--- begin EXTRACTED ENTRIES ---
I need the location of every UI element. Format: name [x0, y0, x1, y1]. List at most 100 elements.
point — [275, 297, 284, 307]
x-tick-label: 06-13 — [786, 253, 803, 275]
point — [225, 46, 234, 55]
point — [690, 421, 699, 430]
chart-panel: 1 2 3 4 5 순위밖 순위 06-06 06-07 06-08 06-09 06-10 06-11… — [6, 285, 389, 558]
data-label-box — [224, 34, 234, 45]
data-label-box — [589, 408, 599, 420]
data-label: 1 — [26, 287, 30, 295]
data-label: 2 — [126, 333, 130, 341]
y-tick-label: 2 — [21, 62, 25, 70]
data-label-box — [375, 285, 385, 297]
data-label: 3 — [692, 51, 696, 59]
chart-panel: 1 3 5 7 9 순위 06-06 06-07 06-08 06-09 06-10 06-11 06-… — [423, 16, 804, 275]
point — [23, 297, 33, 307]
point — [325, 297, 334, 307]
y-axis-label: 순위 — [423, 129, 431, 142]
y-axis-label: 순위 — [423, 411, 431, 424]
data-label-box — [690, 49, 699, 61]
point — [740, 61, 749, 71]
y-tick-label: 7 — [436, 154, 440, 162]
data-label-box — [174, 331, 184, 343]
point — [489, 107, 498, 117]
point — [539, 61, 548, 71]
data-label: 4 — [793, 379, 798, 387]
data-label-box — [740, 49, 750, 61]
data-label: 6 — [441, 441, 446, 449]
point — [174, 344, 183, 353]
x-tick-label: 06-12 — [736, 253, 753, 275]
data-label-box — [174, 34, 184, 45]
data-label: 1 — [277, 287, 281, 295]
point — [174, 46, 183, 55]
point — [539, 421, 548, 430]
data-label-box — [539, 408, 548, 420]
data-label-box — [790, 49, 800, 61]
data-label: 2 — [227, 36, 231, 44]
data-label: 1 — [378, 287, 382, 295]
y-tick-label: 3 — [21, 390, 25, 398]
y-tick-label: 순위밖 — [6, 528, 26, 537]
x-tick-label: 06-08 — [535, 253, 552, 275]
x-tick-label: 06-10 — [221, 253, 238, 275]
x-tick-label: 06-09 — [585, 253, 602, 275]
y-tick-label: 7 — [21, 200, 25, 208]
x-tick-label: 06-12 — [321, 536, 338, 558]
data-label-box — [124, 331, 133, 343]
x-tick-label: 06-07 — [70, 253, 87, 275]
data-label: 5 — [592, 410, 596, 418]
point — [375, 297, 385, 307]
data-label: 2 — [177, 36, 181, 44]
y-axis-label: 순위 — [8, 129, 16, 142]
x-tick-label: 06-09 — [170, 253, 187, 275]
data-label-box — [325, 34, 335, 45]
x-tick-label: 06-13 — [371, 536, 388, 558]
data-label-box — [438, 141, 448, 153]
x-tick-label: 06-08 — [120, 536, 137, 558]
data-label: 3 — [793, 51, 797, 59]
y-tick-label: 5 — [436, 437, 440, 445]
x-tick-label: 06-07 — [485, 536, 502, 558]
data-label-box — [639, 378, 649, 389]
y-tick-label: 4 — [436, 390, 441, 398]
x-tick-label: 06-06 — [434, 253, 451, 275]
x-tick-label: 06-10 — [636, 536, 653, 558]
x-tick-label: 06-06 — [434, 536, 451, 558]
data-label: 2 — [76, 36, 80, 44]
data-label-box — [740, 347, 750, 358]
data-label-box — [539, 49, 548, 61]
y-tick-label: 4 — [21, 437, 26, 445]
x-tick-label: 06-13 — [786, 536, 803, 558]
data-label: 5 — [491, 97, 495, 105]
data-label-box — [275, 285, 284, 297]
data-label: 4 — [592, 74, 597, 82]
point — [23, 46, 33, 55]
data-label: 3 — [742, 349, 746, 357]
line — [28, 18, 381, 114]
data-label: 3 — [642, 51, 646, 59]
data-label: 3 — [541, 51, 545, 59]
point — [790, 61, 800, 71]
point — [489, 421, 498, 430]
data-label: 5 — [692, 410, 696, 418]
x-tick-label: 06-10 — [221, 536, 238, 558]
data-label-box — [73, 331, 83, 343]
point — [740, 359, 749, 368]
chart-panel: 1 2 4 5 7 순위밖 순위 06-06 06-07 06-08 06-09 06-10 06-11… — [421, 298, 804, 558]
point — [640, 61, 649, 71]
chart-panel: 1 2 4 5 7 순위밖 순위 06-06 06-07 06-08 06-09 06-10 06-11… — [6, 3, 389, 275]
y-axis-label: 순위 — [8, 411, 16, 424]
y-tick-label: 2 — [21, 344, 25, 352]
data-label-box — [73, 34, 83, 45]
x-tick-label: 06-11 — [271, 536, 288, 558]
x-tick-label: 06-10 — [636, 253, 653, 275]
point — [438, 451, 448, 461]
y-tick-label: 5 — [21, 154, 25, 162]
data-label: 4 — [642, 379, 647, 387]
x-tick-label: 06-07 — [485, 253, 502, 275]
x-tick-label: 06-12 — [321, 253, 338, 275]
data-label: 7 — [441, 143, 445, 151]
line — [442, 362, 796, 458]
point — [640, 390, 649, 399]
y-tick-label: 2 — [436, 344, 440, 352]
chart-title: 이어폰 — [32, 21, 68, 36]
--- end EXTRACTED ENTRIES ---
WORK TO COMPLETE: Copy every line of the material above verbatim, leaving nothing out and changing nothing.

RESULT OF THIS EXERCISE:
I need the location of every UI element. Format: name [x0, y0, x1, y1]. List at most 100 elements.
point — [275, 297, 284, 307]
x-tick-label: 06-13 — [786, 253, 803, 275]
point — [225, 46, 234, 55]
point — [690, 421, 699, 430]
chart-panel: 1 2 3 4 5 순위밖 순위 06-06 06-07 06-08 06-09 06-10 06-11… — [6, 285, 389, 558]
data-label-box — [224, 34, 234, 45]
data-label-box — [589, 408, 599, 420]
data-label: 1 — [26, 287, 30, 295]
data-label: 2 — [126, 333, 130, 341]
y-tick-label: 2 — [21, 62, 25, 70]
data-label-box — [375, 285, 385, 297]
data-label: 3 — [692, 51, 696, 59]
chart-panel: 1 3 5 7 9 순위 06-06 06-07 06-08 06-09 06-10 06-11 06-… — [423, 16, 804, 275]
point — [23, 297, 33, 307]
point — [325, 297, 334, 307]
y-axis-label: 순위 — [423, 129, 431, 142]
y-axis-label: 순위 — [423, 411, 431, 424]
data-label-box — [690, 49, 699, 61]
point — [740, 61, 749, 71]
y-tick-label: 7 — [436, 154, 440, 162]
data-label-box — [174, 331, 184, 343]
point — [489, 107, 498, 117]
point — [539, 61, 548, 71]
data-label: 4 — [793, 379, 798, 387]
data-label-box — [740, 49, 750, 61]
data-label: 6 — [441, 441, 446, 449]
point — [174, 344, 183, 353]
x-tick-label: 06-12 — [736, 253, 753, 275]
data-label-box — [174, 34, 184, 45]
data-label: 1 — [277, 287, 281, 295]
point — [174, 46, 183, 55]
point — [539, 421, 548, 430]
data-label-box — [539, 408, 548, 420]
data-label-box — [790, 49, 800, 61]
data-label: 2 — [227, 36, 231, 44]
data-label: 1 — [378, 287, 382, 295]
y-tick-label: 3 — [21, 390, 25, 398]
y-tick-label: 순위밖 — [6, 528, 26, 537]
x-tick-label: 06-08 — [535, 253, 552, 275]
x-tick-label: 06-10 — [221, 253, 238, 275]
x-tick-label: 06-09 — [585, 253, 602, 275]
y-tick-label: 7 — [21, 200, 25, 208]
x-tick-label: 06-12 — [321, 536, 338, 558]
data-label-box — [124, 331, 133, 343]
x-tick-label: 06-07 — [70, 253, 87, 275]
data-label: 5 — [592, 410, 596, 418]
point — [375, 297, 385, 307]
data-label: 2 — [177, 36, 181, 44]
y-axis-label: 순위 — [8, 129, 16, 142]
x-tick-label: 06-09 — [170, 253, 187, 275]
data-label-box — [325, 34, 335, 45]
x-tick-label: 06-13 — [371, 536, 388, 558]
data-label-box — [438, 141, 448, 153]
x-tick-label: 06-08 — [120, 536, 137, 558]
data-label: 3 — [793, 51, 797, 59]
y-tick-label: 5 — [436, 437, 440, 445]
x-tick-label: 06-07 — [485, 536, 502, 558]
data-label-box — [639, 378, 649, 389]
y-tick-label: 4 — [436, 390, 441, 398]
x-tick-label: 06-06 — [434, 253, 451, 275]
x-tick-label: 06-10 — [636, 536, 653, 558]
x-tick-label: 06-06 — [434, 536, 451, 558]
data-label: 2 — [76, 36, 80, 44]
data-label-box — [740, 347, 750, 358]
data-label-box — [539, 49, 548, 61]
y-tick-label: 4 — [21, 437, 26, 445]
x-tick-label: 06-13 — [786, 536, 803, 558]
data-label: 5 — [491, 97, 495, 105]
data-label-box — [275, 285, 284, 297]
data-label: 4 — [592, 74, 597, 82]
point — [23, 46, 33, 55]
data-label: 3 — [742, 349, 746, 357]
line — [28, 18, 381, 114]
data-label: 3 — [642, 51, 646, 59]
data-label: 3 — [541, 51, 545, 59]
point — [790, 61, 800, 71]
point — [489, 421, 498, 430]
data-label: 5 — [692, 410, 696, 418]
x-tick-label: 06-10 — [221, 536, 238, 558]
data-label-box — [73, 331, 83, 343]
point — [740, 359, 749, 368]
chart-panel: 1 2 4 5 7 순위밖 순위 06-06 06-07 06-08 06-09 06-10 06-11… — [421, 298, 804, 558]
point — [640, 61, 649, 71]
chart-panel: 1 2 4 5 7 순위밖 순위 06-06 06-07 06-08 06-09 06-10 06-11… — [6, 3, 389, 275]
y-axis-label: 순위 — [8, 411, 16, 424]
y-tick-label: 2 — [21, 344, 25, 352]
data-label-box — [73, 34, 83, 45]
x-tick-label: 06-11 — [271, 536, 288, 558]
x-tick-label: 06-10 — [636, 253, 653, 275]
point — [438, 451, 448, 461]
y-tick-label: 5 — [21, 154, 25, 162]
data-label: 4 — [642, 379, 647, 387]
x-tick-label: 06-07 — [485, 253, 502, 275]
x-tick-label: 06-12 — [321, 253, 338, 275]
data-label: 7 — [441, 143, 445, 151]
line — [442, 362, 796, 458]
point — [640, 390, 649, 399]
y-tick-label: 2 — [436, 344, 440, 352]
chart-title: 이어폰 — [32, 21, 68, 36]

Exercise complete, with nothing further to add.